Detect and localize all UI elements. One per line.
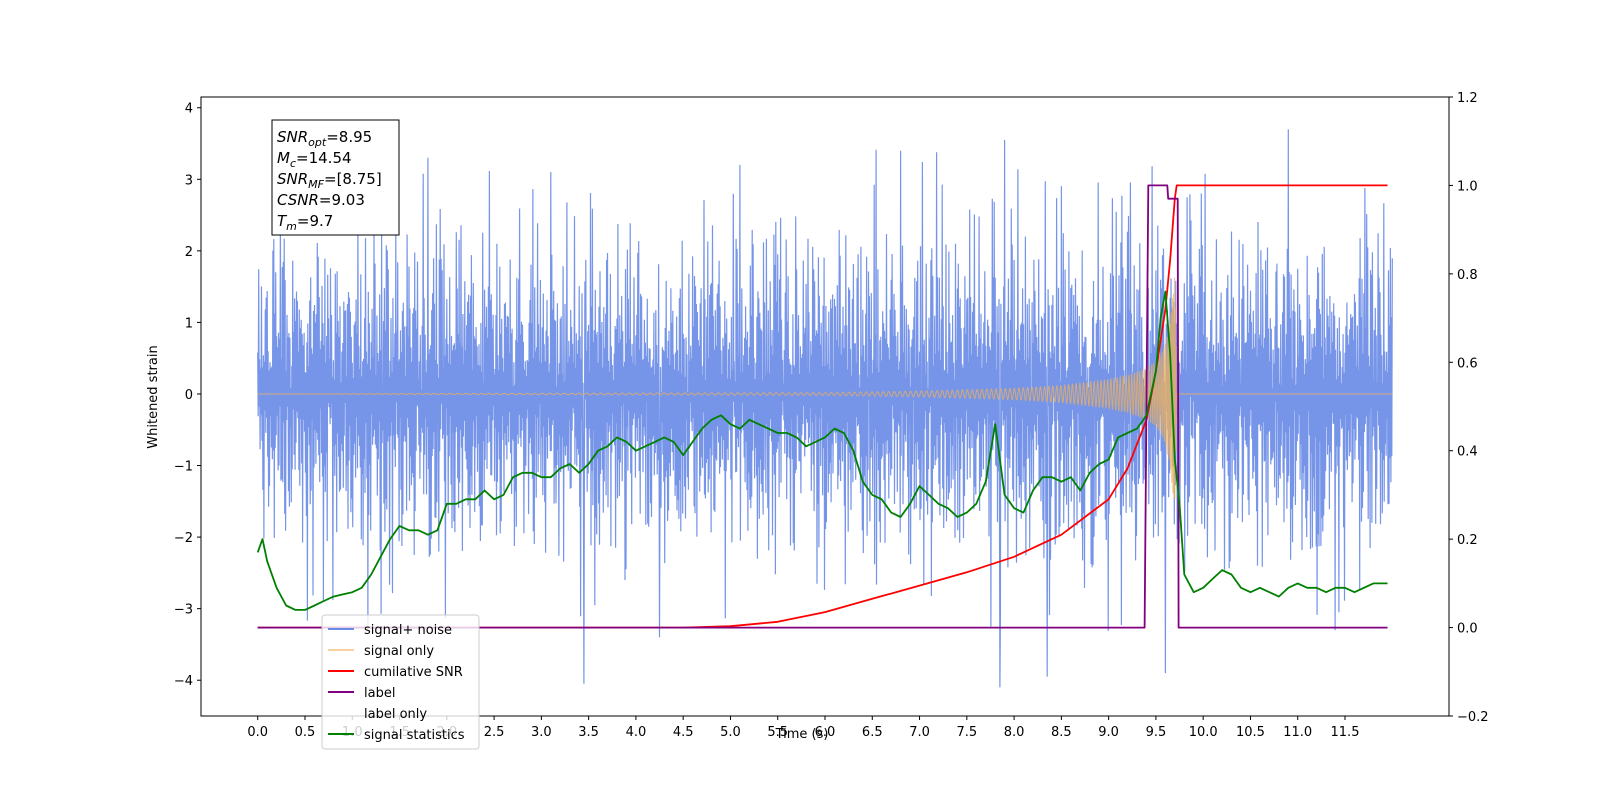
legend-label: cumilative SNR	[364, 665, 463, 680]
x-tick-label: 6.5	[862, 725, 883, 740]
x-tick-label: 9.0	[1098, 725, 1119, 740]
y2-tick-label: 0.4	[1457, 445, 1478, 460]
series-group	[256, 129, 1393, 688]
annotation-frame	[271, 119, 400, 236]
legend-label: label only	[364, 707, 427, 722]
x-tick-label: 9.5	[1146, 725, 1167, 740]
series-label	[257, 184, 1388, 629]
x-tick-label: 3.0	[531, 725, 552, 740]
y-tick-label: −1	[174, 460, 193, 475]
x-tick-label: 7.5	[956, 725, 977, 740]
legend-frame	[321, 614, 480, 750]
legend-label: signal statistics	[364, 728, 465, 743]
legend: signal+ noise signal only cumilative SNR la…	[321, 614, 480, 750]
y-axis-left: −4 −3 −2 −1 0 1 2 3 4	[174, 102, 201, 689]
legend-label: signal only	[364, 644, 434, 659]
x-tick-label: 3.5	[578, 725, 599, 740]
y-tick-label: 0	[185, 388, 193, 403]
x-tick-label: 5.5	[767, 725, 788, 740]
annotation-line: SNRopt=8.95	[277, 128, 372, 149]
x-tick-label: 2.5	[484, 725, 505, 740]
y-tick-label: 1	[185, 316, 193, 331]
x-tick-label: 8.0	[1004, 725, 1025, 740]
y-tick-label: −2	[174, 531, 193, 546]
plot-area	[256, 129, 1393, 688]
y-axis-label: Whitened strain	[146, 345, 161, 448]
x-tick-label: 11.5	[1331, 725, 1360, 740]
y-axis-right: −0.2 0.0 0.2 0.4 0.6 0.8 1.0 1.2	[1449, 91, 1489, 725]
x-tick-label: 5.0	[720, 725, 741, 740]
y-tick-label: 4	[185, 102, 193, 117]
x-axis-label: Time (s)	[775, 727, 829, 742]
y2-tick-label: 0.8	[1457, 268, 1478, 283]
y2-tick-label: 1.0	[1457, 179, 1478, 194]
legend-label: signal+ noise	[364, 623, 452, 638]
annotation-line: Tm=9.7	[277, 212, 333, 233]
x-tick-label: 8.5	[1051, 725, 1072, 740]
legend-label: label	[364, 686, 395, 701]
y-tick-label: 2	[185, 245, 193, 260]
x-tick-label: 10.5	[1236, 725, 1265, 740]
y2-tick-label: 1.2	[1457, 91, 1478, 106]
series-signal-plus-noise	[257, 129, 1393, 688]
series-cumulative-snr	[257, 184, 1388, 629]
x-tick-label: 4.0	[626, 725, 647, 740]
annotation-line: SNRMF=[8.75]	[277, 170, 382, 191]
x-tick-label: 0.5	[295, 725, 316, 740]
annotation-box: SNRopt=8.95Mc=14.54SNRMF=[8.75]CSNR=9.03…	[271, 119, 400, 236]
y2-tick-label: 0.2	[1457, 533, 1478, 548]
series-signal-only	[257, 277, 1393, 499]
y2-tick-label: 0.0	[1457, 622, 1478, 637]
x-tick-label: 4.5	[673, 725, 694, 740]
x-axis: 0.00.51.01.52.02.53.03.54.04.55.05.56.06…	[247, 716, 1359, 740]
x-tick-label: 0.0	[247, 725, 268, 740]
y-tick-label: −3	[174, 603, 193, 618]
y-tick-label: 3	[185, 173, 193, 188]
x-tick-label: 11.0	[1283, 725, 1312, 740]
series-signal-statistics	[256, 290, 1388, 611]
x-tick-label: 7.0	[909, 725, 930, 740]
x-tick-label: 6.0	[815, 725, 836, 740]
y2-tick-label: 0.6	[1457, 356, 1478, 371]
annotation-line: CSNR=9.03	[277, 191, 365, 209]
x-tick-label: 10.0	[1189, 725, 1218, 740]
annotation-line: Mc=14.54	[277, 149, 352, 170]
y-tick-label: −4	[174, 674, 193, 689]
y2-tick-label: −0.2	[1457, 710, 1489, 725]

▸ Given instruction
Edit the rows starting at the line that contains "665, 463, 680]" and ending at the line that contains "603, 193, 618]". Replace "annotation-line" with "annotation-text" throughout and leave everything else unchanged.

▸ Response for this exercise
legend-label: cumilative SNR	[364, 665, 463, 680]
x-tick-label: 6.5	[862, 725, 883, 740]
x-tick-label: 9.0	[1098, 725, 1119, 740]
y2-tick-label: 0.4	[1457, 445, 1478, 460]
series-group	[256, 129, 1393, 688]
annotation-frame	[271, 119, 400, 236]
legend-label: label only	[364, 707, 427, 722]
x-tick-label: 9.5	[1146, 725, 1167, 740]
series-label	[257, 184, 1388, 629]
x-tick-label: 3.0	[531, 725, 552, 740]
y-tick-label: −1	[174, 460, 193, 475]
x-tick-label: 7.5	[956, 725, 977, 740]
legend-frame	[321, 614, 480, 750]
legend-label: signal statistics	[364, 728, 465, 743]
legend: signal+ noise signal only cumilative SNR la…	[321, 614, 480, 750]
y-axis-left: −4 −3 −2 −1 0 1 2 3 4	[174, 102, 201, 689]
legend-label: signal only	[364, 644, 434, 659]
x-tick-label: 3.5	[578, 725, 599, 740]
y-tick-label: 0	[185, 388, 193, 403]
x-tick-label: 5.5	[767, 725, 788, 740]
annotation-text: SNRopt=8.95	[277, 128, 372, 149]
x-tick-label: 2.5	[484, 725, 505, 740]
y-tick-label: 1	[185, 316, 193, 331]
x-tick-label: 8.0	[1004, 725, 1025, 740]
y-tick-label: −2	[174, 531, 193, 546]
plot-area	[256, 129, 1393, 688]
y-axis-label: Whitened strain	[146, 345, 161, 448]
x-tick-label: 11.5	[1331, 725, 1360, 740]
y-axis-right: −0.2 0.0 0.2 0.4 0.6 0.8 1.0 1.2	[1449, 91, 1489, 725]
x-tick-label: 5.0	[720, 725, 741, 740]
y-tick-label: 4	[185, 102, 193, 117]
x-axis-label: Time (s)	[775, 727, 829, 742]
y2-tick-label: 0.8	[1457, 268, 1478, 283]
y2-tick-label: 1.0	[1457, 179, 1478, 194]
legend-label: signal+ noise	[364, 623, 452, 638]
annotation-text: Tm=9.7	[277, 212, 333, 233]
x-tick-label: 8.5	[1051, 725, 1072, 740]
legend-label: label	[364, 686, 395, 701]
y-tick-label: 2	[185, 245, 193, 260]
x-tick-label: 10.5	[1236, 725, 1265, 740]
y2-tick-label: 1.2	[1457, 91, 1478, 106]
series-signal-plus-noise	[257, 129, 1393, 688]
series-cumulative-snr	[257, 184, 1388, 629]
x-tick-label: 4.0	[626, 725, 647, 740]
annotation-text: SNRMF=[8.75]	[277, 170, 382, 191]
x-tick-label: 0.5	[295, 725, 316, 740]
annotation-box: SNRopt=8.95Mc=14.54SNRMF=[8.75]CSNR=9.03…	[271, 119, 400, 236]
y2-tick-label: 0.2	[1457, 533, 1478, 548]
series-signal-only	[257, 277, 1393, 499]
y2-tick-label: 0.0	[1457, 622, 1478, 637]
x-tick-label: 4.5	[673, 725, 694, 740]
x-axis: 0.00.51.01.52.02.53.03.54.04.55.05.56.06…	[247, 716, 1359, 740]
x-tick-label: 0.0	[247, 725, 268, 740]
y-tick-label: −3	[174, 603, 193, 618]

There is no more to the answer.